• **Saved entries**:
>> Start
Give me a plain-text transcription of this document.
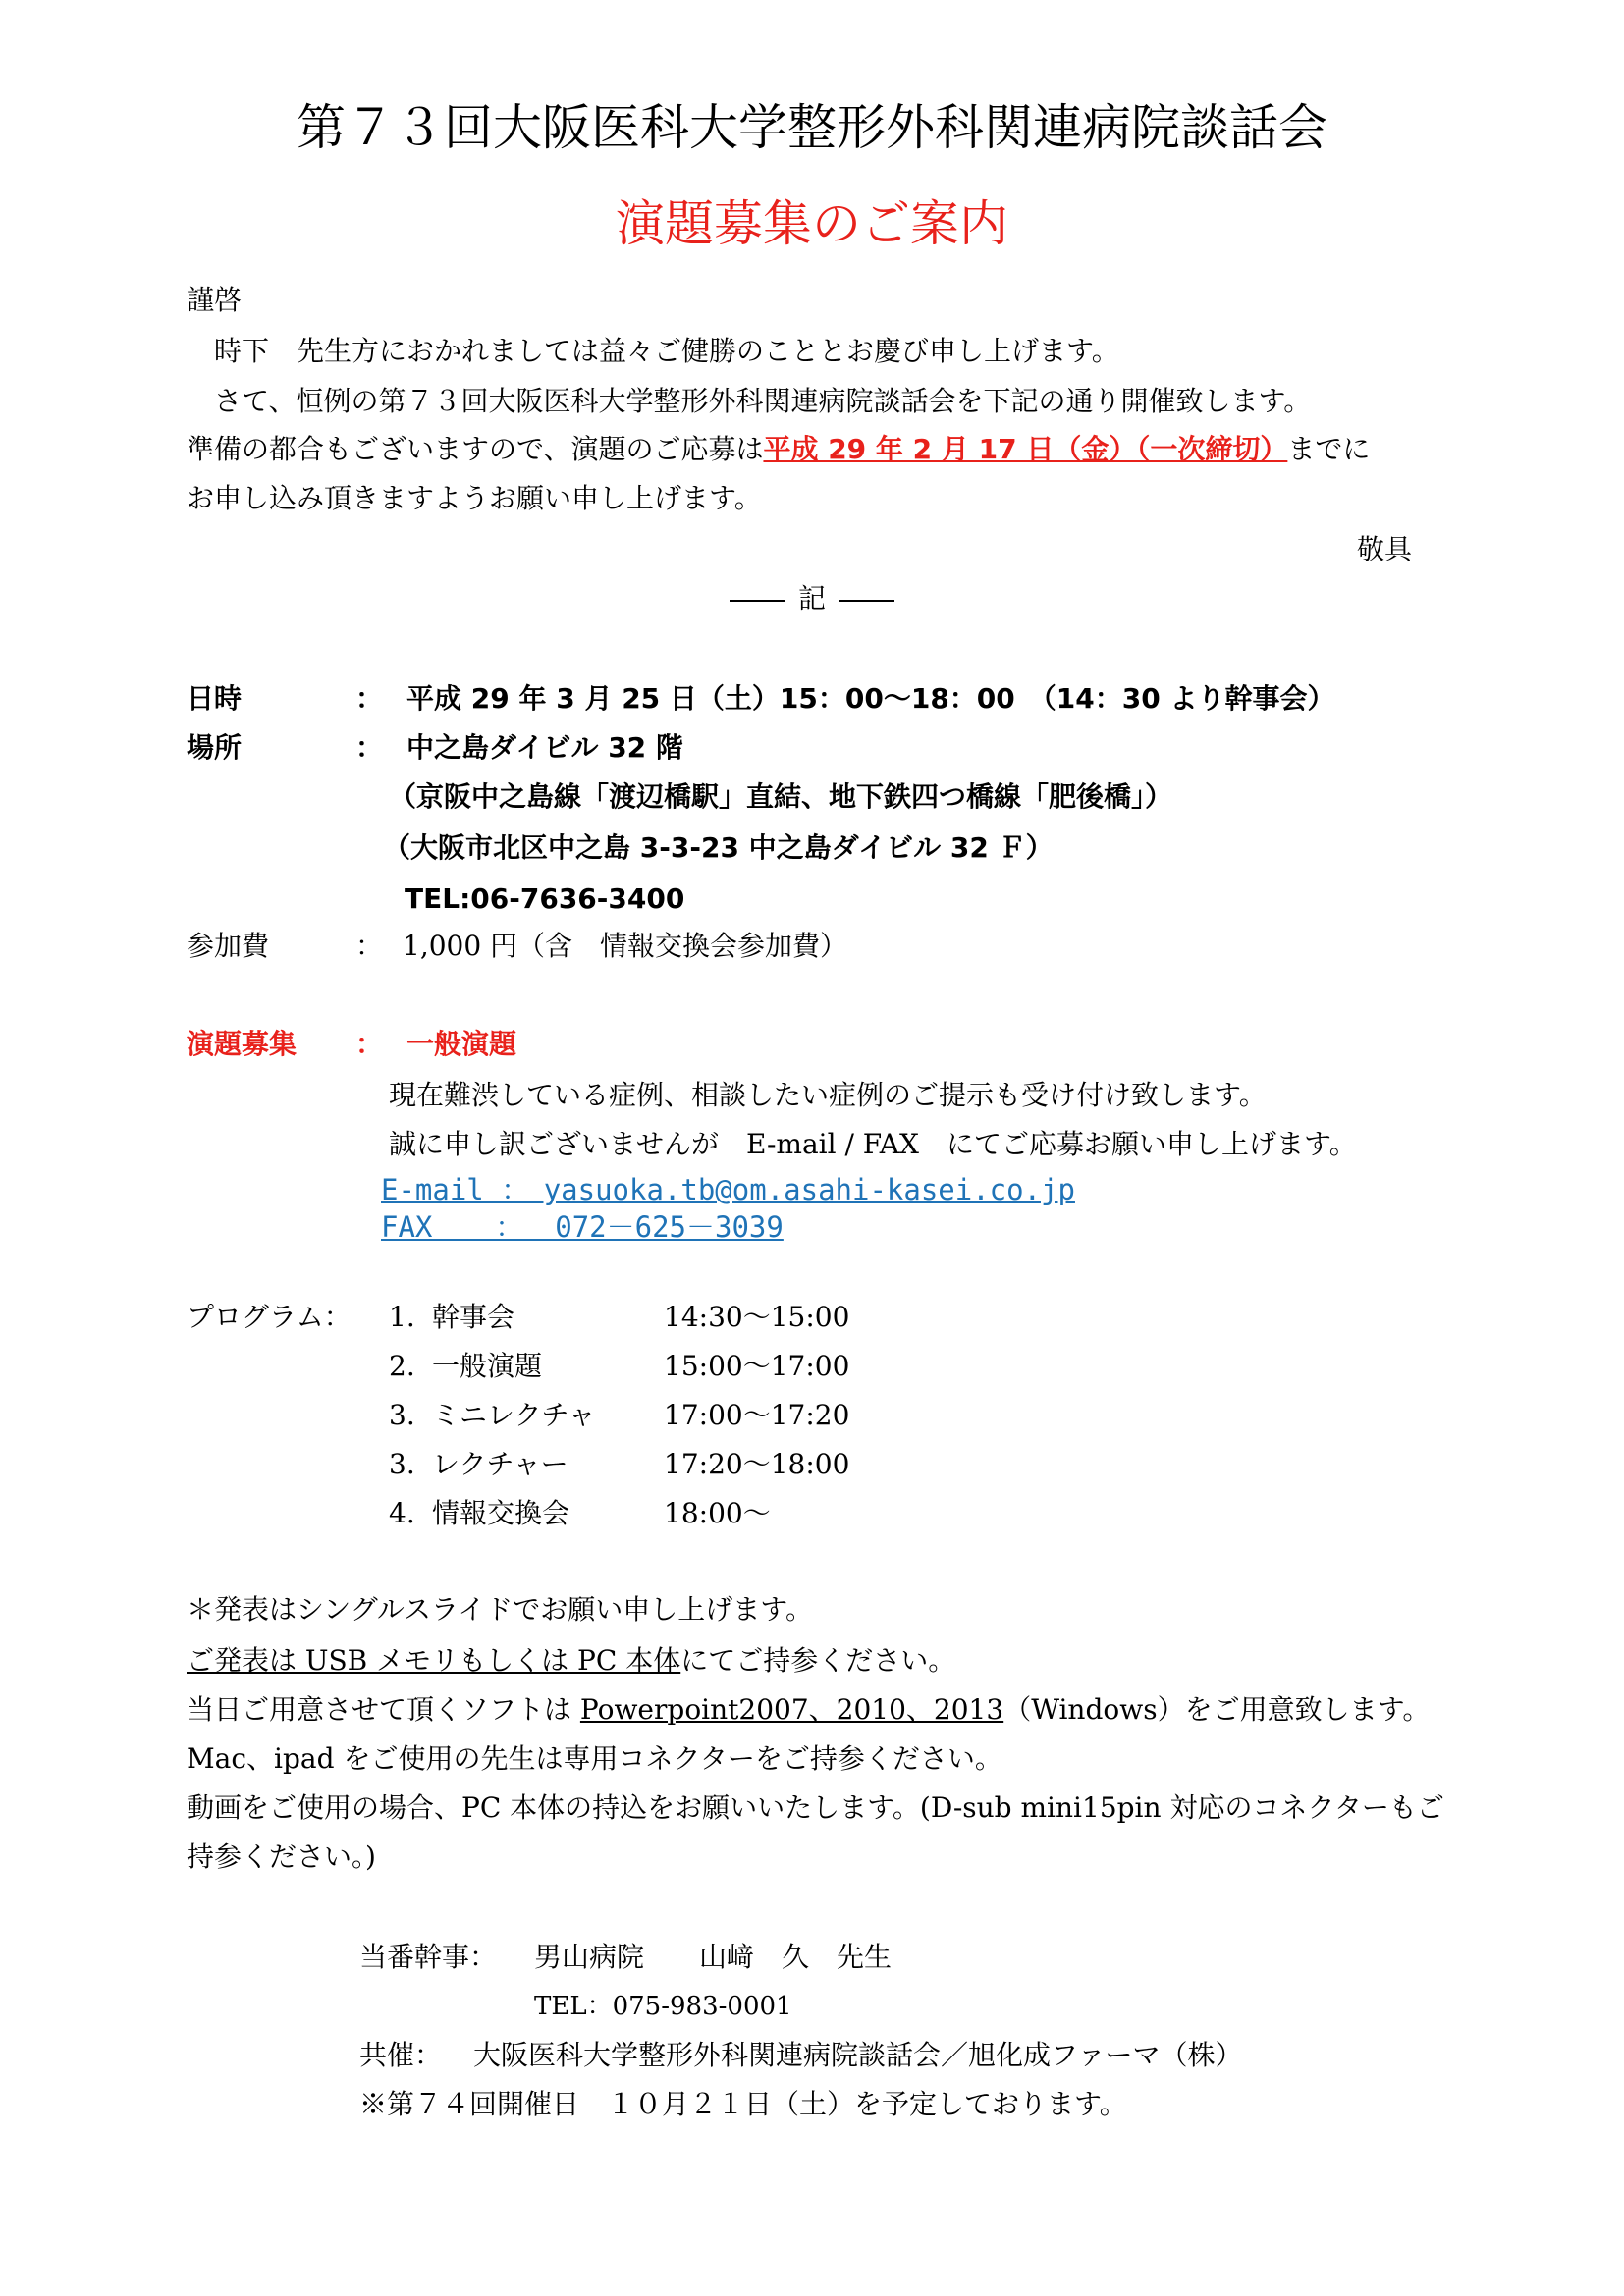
第７３回大阪医科大学整形外科関連病院談話会
演題募集のご案内
謹啓
時下　先生方におかれましては益々ご健勝のこととお慶び申し上げます。
さて、恒例の第７３回大阪医科大学整形外科関連病院談話会を下記の通り開催致します。
準備の都合もございますので、演題のご応募は平成 29 年 2 月 17 日（金）（一次締切）までに
お申し込み頂きますようお願い申し上げます。
敬具
記
日時	： 平成 29 年 3 月 25 日（土）15：00〜18：00　（14：30 より幹事会）
場所	： 中之島ダイビル 32 階
（京阪中之島線「渡辺橋駅」直結、地下鉄四つ橋線「肥後橋」）
（大阪市北区中之島 3-3-23 中之島ダイビル 32 Ｆ）
TEL:06-7636-3400
参加費	： 1,000 円（含　情報交換会参加費）
演題募集 ： 一般演題
現在難渋している症例、相談したい症例のご提示も受け付け致します。
誠に申し訳ございませんが　E-mail / FAX　にてご応募お願い申し上げます。
E-mail ：　yasuoka.tb@om.asahi-kasei.co.jp
FAX 　 ：　 072－625－3039
プログラム： 1. 幹事会	14:30〜15:00
2. 一般演題	15:00〜17:00
3. ミニレクチャ 17:00〜17:20
3. レクチャー	17:20〜18:00
4. 情報交換会	18:00〜
＊発表はシングルスライドでお願い申し上げます。
ご発表は USB メモリもしくは PC 本体にてご持参ください。
当日ご用意させて頂くソフトは Powerpoint2007、2010、2013（Windows）をご用意致します。
Mac、ipad をご使用の先生は専用コネクターをご持参ください。
動画をご使用の場合、PC 本体の持込をお願いいたします。(D-sub mini15pin 対応のコネクターもご
持参ください。)
当番幹事： 男山病院　　山﨑　久　先生
TEL：075-983-0001
共催： 大阪医科大学整形外科関連病院談話会／旭化成ファーマ（株）
※第７４回開催日　１０月２１日（土）を予定しております。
>> End
• **DO THIS**: Return only those lines of the records that contain the string "中之島ダイビル".

• **SOLUTION TO THIS EXERCISE**:
場所	： 中之島ダイビル 32 階
（大阪市北区中之島 3-3-23 中之島ダイビル 32 Ｆ）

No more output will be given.